STATED TASK:
Find every line with the word "Alliance" and give their count, nothing else.

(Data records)
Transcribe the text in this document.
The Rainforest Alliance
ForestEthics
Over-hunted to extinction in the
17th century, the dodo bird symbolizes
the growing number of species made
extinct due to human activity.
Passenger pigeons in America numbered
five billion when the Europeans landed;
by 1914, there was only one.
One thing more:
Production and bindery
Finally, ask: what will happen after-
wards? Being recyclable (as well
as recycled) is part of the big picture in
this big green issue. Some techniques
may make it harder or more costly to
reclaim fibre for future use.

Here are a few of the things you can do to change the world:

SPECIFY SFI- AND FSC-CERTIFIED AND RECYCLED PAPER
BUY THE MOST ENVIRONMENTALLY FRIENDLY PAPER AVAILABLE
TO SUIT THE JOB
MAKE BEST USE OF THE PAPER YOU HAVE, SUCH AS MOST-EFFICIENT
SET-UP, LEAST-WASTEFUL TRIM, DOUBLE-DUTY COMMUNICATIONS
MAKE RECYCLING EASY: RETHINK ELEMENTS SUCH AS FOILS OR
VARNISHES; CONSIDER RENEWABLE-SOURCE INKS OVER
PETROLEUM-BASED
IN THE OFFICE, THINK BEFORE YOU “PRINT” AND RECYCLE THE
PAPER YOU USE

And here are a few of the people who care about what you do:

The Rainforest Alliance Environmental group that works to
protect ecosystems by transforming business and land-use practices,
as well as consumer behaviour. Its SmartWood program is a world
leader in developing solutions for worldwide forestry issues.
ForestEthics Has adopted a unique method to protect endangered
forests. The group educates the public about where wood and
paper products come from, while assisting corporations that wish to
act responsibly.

THE REPLY:
2